**TEXTO SELECCIONADO:**
+--
Fíjense (mi bien hallada Coque, esto va por usted,
adalid intelectual del colectivo lésbico) sino, en esas sensibles y emotivas
fiestas en las que celebran su orgullo. Derraman lisura. No hay más que
observar y extraer las conclusiones. Cualquiera que se adentre en la noche de
Chueca puede llevarse de recuerdo a cantautoras en un retrete nauseabundo con
los pantalones bajados –el pomelo pasa factura-, a mondrigones
crooners ya desorquestados
babeando mientras más de un imberbe le come la oreja, a periodistas que se
creen interesantes de tan cultas lamiendo con los ojos a cuerpos apenas
formados, a mujeres de peina y volante tomando una copa mientras,
distraídamente, echan un vistazo al monitor (que, ¡oh,
cielos!, en vez de un documental de Whitman está
emitiendo, por equivocación -por supuesto-, una película de alto contenido
pornográfico). Por si les queda la menor duda, les animo a que participen en
cualquiera de los chat
que encuentren por Internet (son inconfundibles: «Fuera hombres», «Power lesbiano», «Sólo mujeres»), leerán
sentencias auténticamente hermosas, ingeniosas e inteligentes. Ahí está la
poesía, sin duda. Lástima que no fui capaz de degustarla jamás.
+--
**LISTADO PROPORCIONADO:**

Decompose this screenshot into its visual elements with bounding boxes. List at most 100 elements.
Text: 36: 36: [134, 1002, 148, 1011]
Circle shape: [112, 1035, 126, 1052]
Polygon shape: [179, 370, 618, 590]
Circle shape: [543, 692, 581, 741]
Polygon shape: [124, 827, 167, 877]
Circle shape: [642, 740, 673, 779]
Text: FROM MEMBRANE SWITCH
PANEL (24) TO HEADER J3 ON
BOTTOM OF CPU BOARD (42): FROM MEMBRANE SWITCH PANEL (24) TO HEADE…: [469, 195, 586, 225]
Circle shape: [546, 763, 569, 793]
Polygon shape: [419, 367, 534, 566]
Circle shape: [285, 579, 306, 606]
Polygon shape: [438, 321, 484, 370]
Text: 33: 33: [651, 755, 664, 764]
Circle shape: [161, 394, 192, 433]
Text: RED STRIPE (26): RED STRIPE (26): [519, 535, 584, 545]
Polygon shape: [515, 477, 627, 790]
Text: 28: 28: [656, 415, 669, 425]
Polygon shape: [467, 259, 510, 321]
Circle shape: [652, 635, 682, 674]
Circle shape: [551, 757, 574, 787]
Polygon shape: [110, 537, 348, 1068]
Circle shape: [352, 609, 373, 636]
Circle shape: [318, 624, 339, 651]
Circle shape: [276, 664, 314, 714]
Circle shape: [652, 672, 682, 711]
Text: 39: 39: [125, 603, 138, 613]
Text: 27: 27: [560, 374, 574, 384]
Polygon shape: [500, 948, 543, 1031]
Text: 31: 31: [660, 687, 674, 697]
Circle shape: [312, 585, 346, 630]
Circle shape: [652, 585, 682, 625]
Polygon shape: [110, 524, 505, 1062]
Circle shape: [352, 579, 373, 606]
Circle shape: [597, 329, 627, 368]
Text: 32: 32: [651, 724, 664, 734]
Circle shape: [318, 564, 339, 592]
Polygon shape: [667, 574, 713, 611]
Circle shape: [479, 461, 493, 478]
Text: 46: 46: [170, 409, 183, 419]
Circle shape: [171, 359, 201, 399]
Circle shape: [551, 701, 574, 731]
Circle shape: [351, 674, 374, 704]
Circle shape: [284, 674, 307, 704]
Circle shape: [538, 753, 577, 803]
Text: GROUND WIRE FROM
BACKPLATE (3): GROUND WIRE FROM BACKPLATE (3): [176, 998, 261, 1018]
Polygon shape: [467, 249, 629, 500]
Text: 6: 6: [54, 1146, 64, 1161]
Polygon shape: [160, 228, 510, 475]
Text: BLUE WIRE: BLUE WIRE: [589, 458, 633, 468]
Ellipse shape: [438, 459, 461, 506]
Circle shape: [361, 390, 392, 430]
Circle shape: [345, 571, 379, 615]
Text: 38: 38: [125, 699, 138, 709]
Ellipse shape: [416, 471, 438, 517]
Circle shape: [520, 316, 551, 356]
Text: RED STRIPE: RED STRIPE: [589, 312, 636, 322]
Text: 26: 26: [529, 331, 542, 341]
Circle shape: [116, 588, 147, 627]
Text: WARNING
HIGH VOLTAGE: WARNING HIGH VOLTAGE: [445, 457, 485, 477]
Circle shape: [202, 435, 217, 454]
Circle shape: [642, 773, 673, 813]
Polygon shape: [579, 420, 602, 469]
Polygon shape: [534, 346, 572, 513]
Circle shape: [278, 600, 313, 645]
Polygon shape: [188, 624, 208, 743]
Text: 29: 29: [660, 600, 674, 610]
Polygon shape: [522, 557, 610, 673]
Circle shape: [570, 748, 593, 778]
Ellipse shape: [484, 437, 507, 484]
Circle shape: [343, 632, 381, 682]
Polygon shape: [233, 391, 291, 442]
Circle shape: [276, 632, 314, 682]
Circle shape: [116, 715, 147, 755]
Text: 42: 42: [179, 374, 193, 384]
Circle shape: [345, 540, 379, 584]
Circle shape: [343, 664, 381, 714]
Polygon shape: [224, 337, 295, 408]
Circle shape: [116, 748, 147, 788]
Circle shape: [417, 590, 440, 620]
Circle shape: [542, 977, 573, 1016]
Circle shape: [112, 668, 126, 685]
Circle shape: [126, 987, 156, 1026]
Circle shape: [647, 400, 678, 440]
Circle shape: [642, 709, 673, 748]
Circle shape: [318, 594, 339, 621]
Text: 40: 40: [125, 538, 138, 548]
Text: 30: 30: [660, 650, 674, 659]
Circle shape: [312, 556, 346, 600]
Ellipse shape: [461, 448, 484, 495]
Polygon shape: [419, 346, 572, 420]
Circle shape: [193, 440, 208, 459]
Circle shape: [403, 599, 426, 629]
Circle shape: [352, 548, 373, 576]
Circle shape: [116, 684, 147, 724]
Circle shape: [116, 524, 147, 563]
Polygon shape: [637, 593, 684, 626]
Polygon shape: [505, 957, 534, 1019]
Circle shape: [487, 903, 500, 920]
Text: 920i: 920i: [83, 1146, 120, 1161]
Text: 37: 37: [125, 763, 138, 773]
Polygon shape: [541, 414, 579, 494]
+--
**TAREA A:** En el texto sobre las fiestas del orgullo, ¿qué emite por equivocación el monitor en lugar de un documental de Whitman?
**TAREA B:** Por favor, prosigue el texto sobre las fiestas del orgullo a partir de su última oración.

**RESPUESTA A:** Una película de alto contenido pornográfico.

**RESPUESTA B:**
Creen
que les gusta la buena literatura, eso sí. Lorca,
Virginia Woolf y Gabriela Mistral son nombres que
habría que renovar de tan manidos en sus bocas. Pero que tienen que perpetrarse
en cualquier conversación con una militante. Por fortuna, abominan de Jardiel. Eso me salva.
Los
hombres, por supuesto, son la culpa de todas sus desgracias. Porque todas las
legionarias se manifiestan en determinados círculos, y bailan al compás de
Alaska o Amaral en sus fiestas, pero he conocido
pocas que hayan tenido las agallas de plantear el tema a sus padres. En
general, muchas achacan a los hombres lo que para ellas representa un
sambenito. Otro sinsentido. Hacen suya la aseveración de Jill
Johnston: «la sexualidad entre mujeres es la única
forma de afirmación política y de superar la opresión de los hombres». Cita
roma y achaflanada.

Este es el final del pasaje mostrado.